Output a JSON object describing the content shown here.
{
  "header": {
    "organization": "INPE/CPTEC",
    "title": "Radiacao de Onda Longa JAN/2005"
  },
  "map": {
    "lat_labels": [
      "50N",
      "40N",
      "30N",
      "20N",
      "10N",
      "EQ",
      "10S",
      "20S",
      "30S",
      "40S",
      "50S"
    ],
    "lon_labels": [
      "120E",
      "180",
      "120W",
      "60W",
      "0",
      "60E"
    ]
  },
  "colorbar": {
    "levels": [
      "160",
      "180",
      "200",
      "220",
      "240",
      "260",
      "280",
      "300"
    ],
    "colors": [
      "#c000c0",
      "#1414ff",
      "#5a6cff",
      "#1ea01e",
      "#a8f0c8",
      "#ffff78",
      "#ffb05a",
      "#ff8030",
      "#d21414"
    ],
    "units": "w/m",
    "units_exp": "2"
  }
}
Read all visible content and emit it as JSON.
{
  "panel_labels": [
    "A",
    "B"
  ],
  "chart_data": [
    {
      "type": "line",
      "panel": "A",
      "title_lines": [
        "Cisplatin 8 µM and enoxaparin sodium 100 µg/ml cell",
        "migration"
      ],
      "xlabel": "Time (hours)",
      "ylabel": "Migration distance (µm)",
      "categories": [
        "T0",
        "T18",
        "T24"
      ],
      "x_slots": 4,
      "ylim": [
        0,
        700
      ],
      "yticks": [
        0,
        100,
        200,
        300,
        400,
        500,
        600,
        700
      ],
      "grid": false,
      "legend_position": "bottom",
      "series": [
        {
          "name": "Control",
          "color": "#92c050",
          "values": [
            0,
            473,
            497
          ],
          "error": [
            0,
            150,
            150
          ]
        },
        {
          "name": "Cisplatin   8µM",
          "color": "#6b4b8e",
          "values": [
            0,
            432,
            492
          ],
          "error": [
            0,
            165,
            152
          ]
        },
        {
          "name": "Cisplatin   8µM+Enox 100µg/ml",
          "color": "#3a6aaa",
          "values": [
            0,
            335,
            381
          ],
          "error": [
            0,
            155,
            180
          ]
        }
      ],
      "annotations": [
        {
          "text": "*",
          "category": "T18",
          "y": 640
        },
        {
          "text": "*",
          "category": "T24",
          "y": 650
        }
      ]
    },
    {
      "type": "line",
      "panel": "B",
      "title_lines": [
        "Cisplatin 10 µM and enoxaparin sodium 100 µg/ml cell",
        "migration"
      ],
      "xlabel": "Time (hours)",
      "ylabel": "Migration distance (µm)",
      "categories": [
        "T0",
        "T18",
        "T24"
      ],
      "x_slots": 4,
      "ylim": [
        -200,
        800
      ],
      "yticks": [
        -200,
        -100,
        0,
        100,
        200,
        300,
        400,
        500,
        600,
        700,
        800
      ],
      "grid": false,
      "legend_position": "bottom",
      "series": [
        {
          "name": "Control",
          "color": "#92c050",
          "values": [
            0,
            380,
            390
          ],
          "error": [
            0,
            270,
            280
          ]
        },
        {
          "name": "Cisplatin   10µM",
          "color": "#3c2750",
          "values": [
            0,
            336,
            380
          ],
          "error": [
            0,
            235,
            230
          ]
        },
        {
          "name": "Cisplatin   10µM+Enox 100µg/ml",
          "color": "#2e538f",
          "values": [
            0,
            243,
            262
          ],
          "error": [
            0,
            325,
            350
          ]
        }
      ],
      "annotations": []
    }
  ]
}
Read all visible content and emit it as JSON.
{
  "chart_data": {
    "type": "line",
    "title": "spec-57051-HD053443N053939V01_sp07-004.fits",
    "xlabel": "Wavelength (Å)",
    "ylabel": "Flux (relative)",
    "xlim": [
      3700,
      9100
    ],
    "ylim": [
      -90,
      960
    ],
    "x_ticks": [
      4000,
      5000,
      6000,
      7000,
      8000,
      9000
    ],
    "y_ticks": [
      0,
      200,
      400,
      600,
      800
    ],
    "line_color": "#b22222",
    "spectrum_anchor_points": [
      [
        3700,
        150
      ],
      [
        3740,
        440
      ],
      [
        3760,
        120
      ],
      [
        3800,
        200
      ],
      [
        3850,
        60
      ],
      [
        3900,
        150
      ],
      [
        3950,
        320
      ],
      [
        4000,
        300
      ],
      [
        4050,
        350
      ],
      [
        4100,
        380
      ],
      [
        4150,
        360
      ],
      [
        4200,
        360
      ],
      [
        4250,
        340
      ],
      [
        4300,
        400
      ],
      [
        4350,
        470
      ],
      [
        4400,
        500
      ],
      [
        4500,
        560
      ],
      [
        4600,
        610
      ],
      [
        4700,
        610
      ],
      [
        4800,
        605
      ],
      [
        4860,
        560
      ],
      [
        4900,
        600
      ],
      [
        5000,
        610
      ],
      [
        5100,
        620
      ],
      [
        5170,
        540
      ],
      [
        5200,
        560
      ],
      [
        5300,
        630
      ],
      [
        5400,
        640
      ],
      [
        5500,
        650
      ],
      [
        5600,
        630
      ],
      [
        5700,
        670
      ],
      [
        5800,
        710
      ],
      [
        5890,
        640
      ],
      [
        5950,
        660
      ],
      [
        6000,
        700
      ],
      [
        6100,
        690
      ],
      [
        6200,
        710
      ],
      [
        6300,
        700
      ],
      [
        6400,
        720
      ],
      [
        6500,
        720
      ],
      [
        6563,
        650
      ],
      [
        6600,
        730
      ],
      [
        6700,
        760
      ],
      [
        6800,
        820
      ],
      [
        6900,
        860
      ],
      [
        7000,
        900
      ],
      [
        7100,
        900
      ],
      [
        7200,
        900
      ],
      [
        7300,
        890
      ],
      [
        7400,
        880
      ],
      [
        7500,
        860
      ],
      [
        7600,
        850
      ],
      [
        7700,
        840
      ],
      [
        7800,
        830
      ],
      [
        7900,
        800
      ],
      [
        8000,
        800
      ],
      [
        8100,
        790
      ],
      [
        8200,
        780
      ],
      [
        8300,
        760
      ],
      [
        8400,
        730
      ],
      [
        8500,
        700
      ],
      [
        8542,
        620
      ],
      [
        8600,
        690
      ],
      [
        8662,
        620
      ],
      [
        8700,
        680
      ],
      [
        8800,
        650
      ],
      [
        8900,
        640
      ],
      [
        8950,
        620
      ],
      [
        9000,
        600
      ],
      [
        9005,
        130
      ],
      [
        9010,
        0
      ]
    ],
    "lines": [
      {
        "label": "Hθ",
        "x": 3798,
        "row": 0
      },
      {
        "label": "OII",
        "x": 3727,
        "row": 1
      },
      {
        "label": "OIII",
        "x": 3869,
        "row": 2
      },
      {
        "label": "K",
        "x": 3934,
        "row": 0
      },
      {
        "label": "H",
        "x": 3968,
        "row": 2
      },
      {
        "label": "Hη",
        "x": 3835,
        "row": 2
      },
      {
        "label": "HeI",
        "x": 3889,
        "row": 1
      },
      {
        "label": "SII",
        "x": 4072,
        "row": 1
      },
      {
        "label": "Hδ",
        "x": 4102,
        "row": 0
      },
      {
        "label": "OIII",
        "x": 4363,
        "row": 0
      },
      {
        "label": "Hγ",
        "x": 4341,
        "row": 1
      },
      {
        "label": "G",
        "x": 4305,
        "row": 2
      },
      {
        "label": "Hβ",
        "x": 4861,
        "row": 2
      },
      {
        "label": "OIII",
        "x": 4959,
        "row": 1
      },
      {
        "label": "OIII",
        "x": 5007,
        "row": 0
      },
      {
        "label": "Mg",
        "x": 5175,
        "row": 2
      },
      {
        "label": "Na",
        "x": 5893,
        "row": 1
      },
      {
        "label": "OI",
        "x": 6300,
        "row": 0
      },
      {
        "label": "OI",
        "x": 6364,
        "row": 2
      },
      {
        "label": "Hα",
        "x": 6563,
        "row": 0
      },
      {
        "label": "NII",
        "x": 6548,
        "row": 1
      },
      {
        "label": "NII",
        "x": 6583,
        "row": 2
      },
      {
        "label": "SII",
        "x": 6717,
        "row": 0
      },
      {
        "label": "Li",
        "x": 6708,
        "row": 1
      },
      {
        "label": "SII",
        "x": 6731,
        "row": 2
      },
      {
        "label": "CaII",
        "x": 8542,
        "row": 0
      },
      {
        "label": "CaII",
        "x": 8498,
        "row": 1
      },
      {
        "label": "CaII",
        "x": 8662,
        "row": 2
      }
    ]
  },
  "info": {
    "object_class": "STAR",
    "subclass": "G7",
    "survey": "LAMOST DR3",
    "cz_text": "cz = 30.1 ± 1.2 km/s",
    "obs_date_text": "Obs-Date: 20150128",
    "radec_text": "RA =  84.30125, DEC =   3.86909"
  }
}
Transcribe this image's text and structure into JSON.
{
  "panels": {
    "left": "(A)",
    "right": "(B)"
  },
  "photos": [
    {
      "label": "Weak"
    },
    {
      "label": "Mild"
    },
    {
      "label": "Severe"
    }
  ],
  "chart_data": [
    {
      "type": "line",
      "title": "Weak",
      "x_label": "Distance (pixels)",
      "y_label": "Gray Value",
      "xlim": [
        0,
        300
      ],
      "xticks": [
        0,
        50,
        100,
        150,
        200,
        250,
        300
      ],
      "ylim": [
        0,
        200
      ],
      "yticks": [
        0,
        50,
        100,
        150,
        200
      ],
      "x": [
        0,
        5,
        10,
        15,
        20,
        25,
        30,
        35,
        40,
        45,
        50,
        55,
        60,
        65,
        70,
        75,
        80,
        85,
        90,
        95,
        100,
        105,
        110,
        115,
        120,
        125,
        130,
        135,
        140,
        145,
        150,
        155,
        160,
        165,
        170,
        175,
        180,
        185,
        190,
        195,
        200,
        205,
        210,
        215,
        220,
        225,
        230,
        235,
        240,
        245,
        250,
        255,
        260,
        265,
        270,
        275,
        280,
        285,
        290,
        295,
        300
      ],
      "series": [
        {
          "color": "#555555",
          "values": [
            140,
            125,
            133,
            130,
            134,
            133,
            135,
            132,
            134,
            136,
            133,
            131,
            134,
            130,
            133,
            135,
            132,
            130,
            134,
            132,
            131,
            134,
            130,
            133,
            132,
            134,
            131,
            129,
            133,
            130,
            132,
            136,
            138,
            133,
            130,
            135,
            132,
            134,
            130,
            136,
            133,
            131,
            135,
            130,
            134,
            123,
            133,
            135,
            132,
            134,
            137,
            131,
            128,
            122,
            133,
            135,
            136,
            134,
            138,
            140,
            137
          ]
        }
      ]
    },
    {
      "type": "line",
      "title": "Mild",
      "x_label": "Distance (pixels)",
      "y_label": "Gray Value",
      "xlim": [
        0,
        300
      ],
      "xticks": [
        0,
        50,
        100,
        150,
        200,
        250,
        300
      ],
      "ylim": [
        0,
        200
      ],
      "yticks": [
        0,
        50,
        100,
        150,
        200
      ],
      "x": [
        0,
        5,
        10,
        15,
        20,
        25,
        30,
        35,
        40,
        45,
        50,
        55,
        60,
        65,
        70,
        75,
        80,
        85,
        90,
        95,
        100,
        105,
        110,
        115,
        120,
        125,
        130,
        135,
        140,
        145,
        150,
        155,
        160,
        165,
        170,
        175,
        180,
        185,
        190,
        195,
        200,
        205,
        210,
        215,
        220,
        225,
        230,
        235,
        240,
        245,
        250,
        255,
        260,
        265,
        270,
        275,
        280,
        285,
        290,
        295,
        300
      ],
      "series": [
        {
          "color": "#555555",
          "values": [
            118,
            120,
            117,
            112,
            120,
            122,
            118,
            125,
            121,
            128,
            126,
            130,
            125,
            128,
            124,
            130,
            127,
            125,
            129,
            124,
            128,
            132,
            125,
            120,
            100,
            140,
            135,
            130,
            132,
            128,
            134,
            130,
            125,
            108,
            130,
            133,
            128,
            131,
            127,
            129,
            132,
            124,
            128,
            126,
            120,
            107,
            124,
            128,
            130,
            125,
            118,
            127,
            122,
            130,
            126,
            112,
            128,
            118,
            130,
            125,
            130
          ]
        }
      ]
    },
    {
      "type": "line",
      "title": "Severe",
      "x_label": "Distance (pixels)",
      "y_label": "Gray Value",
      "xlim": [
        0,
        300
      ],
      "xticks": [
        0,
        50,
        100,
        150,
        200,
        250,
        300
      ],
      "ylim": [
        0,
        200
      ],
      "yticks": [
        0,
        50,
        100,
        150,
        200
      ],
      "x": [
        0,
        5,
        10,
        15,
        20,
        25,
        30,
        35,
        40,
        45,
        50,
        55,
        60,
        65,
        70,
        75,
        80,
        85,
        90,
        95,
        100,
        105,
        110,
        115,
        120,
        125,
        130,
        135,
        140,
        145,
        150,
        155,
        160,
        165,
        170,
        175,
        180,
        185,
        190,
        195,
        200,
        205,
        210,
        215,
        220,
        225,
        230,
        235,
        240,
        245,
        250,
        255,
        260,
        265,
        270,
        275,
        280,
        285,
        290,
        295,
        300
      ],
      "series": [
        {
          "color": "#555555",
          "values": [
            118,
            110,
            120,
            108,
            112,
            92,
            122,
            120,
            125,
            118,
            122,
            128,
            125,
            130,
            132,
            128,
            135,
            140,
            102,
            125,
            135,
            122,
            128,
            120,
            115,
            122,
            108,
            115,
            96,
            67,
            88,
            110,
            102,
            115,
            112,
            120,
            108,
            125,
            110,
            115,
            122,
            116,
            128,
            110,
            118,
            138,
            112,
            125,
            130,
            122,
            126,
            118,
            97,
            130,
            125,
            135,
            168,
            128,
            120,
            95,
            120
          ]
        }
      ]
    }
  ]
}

■ ■ ■ ■

Reply with nothing but the number of lines that contain the word "sodium".

2